• [Exercise requirements]
Write the number of lines holding the word "please", and nothing else.

• [Exercise data]
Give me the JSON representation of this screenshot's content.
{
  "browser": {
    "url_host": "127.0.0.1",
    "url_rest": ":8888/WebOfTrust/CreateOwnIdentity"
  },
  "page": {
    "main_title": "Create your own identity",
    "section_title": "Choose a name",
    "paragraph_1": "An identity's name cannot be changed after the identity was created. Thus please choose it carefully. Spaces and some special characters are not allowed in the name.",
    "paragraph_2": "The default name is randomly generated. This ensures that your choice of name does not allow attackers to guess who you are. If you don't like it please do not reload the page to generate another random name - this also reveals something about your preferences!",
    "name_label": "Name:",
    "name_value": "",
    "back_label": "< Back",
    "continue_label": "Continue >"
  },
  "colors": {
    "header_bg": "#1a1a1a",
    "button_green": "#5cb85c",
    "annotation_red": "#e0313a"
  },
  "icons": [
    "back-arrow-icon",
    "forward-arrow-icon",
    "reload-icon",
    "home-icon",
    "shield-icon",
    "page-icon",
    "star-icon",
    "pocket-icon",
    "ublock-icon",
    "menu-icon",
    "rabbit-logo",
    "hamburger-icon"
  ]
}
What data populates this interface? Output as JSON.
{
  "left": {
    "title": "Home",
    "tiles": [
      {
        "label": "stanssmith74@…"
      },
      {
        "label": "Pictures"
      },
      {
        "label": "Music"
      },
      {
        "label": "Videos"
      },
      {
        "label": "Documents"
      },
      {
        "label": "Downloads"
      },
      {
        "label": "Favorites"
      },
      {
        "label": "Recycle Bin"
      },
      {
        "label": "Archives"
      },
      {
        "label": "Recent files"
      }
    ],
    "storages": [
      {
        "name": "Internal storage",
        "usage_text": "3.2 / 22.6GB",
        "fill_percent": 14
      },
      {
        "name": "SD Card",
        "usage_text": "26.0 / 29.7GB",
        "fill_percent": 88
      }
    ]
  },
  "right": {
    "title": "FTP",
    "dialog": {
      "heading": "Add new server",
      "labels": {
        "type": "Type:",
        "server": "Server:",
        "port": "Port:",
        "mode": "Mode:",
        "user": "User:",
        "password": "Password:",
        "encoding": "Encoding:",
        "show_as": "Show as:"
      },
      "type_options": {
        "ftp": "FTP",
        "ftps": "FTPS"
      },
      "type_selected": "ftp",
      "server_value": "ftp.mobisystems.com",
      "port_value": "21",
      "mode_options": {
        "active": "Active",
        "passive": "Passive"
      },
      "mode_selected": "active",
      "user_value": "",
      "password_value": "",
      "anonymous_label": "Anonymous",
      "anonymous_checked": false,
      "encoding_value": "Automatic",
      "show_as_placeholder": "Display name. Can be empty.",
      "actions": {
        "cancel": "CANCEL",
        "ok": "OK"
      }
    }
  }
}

• [Task result]
2